What is needed:
Reproduce every entry in the listing without alteration.

Dataset excerpts:
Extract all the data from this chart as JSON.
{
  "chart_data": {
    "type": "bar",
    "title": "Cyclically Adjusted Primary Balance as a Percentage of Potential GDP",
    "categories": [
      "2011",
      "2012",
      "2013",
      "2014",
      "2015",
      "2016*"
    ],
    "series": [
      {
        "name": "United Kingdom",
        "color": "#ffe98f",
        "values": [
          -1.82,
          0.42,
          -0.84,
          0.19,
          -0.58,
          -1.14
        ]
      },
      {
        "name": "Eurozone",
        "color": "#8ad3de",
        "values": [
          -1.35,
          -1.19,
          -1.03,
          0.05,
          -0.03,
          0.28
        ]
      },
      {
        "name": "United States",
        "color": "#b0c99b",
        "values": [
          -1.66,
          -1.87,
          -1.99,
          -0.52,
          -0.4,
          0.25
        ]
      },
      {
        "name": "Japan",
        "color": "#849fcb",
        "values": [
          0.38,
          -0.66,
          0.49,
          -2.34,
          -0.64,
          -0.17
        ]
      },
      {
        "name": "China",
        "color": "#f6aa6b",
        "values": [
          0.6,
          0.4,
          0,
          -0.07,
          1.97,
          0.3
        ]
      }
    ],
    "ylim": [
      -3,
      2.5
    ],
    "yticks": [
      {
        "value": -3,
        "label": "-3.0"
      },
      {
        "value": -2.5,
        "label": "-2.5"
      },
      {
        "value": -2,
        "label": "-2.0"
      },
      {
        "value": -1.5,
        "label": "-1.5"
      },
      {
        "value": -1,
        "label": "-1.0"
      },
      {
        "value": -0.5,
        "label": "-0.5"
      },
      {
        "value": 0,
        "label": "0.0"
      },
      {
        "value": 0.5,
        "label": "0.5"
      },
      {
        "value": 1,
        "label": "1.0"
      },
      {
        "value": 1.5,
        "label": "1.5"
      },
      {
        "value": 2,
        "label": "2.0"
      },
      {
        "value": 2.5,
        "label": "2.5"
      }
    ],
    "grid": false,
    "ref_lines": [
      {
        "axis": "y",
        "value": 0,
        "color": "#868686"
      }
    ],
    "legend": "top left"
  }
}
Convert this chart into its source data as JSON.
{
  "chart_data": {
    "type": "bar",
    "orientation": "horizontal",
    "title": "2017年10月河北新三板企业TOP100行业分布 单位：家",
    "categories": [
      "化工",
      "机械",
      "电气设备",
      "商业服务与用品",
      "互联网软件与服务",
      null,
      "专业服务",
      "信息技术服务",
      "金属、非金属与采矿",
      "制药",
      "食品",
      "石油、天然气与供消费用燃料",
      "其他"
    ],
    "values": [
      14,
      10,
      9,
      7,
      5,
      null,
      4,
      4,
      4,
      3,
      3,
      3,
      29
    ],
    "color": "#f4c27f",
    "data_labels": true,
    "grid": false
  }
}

Finished answer:
Extract all the data from this chart as JSON.
{
  "chart_data": {
    "type": "bar",
    "title": "Cyclically Adjusted Primary Balance as a Percentage of Potential GDP",
    "categories": [
      "2011",
      "2012",
      "2013",
      "2014",
      "2015",
      "2016*"
    ],
    "series": [
      {
        "name": "United Kingdom",
        "color": "#ffe98f",
        "values": [
          -1.82,
          0.42,
          -0.84,
          0.19,
          -0.58,
          -1.14
        ]
      },
      {
        "name": "Eurozone",
        "color": "#8ad3de",
        "values": [
          -1.35,
          -1.19,
          -1.03,
          0.05,
          -0.03,
          0.28
        ]
      },
      {
        "name": "United States",
        "color": "#b0c99b",
        "values": [
          -1.66,
          -1.87,
          -1.99,
          -0.52,
          -0.4,
          0.25
        ]
      },
      {
        "name": "Japan",
        "color": "#849fcb",
        "values": [
          0.38,
          -0.66,
          0.49,
          -2.34,
          -0.64,
          -0.17
        ]
      },
      {
        "name": "China",
        "color": "#f6aa6b",
        "values": [
          0.6,
          0.4,
          0,
          -0.07,
          1.97,
          0.3
        ]
      }
    ],
    "ylim": [
      -3,
      2.5
    ],
    "yticks": [
      {
        "value": -3,
        "label": "-3.0"
      },
      {
        "value": -2.5,
        "label": "-2.5"
      },
      {
        "value": -2,
        "label": "-2.0"
      },
      {
        "value": -1.5,
        "label": "-1.5"
      },
      {
        "value": -1,
        "label": "-1.0"
      },
      {
        "value": -0.5,
        "label": "-0.5"
      },
      {
        "value": 0,
        "label": "0.0"
      },
      {
        "value": 0.5,
        "label": "0.5"
      },
      {
        "value": 1,
        "label": "1.0"
      },
      {
        "value": 1.5,
        "label": "1.5"
      },
      {
        "value": 2,
        "label": "2.0"
      },
      {
        "value": 2.5,
        "label": "2.5"
      }
    ],
    "grid": false,
    "ref_lines": [
      {
        "axis": "y",
        "value": 0,
        "color": "#868686"
      }
    ],
    "legend": "top left"
  }
}
Convert this chart into its source data as JSON.
{
  "chart_data": {
    "type": "bar",
    "orientation": "horizontal",
    "title": "2017年10月河北新三板企业TOP100行业分布 单位：家",
    "categories": [
      "化工",
      "机械",
      "电气设备",
      "商业服务与用品",
      "互联网软件与服务",
      null,
      "专业服务",
      "信息技术服务",
      "金属、非金属与采矿",
      "制药",
      "食品",
      "石油、天然气与供消费用燃料",
      "其他"
    ],
    "values": [
      14,
      10,
      9,
      7,
      5,
      null,
      4,
      4,
      4,
      3,
      3,
      3,
      29
    ],
    "color": "#f4c27f",
    "data_labels": true,
    "grid": false
  }
}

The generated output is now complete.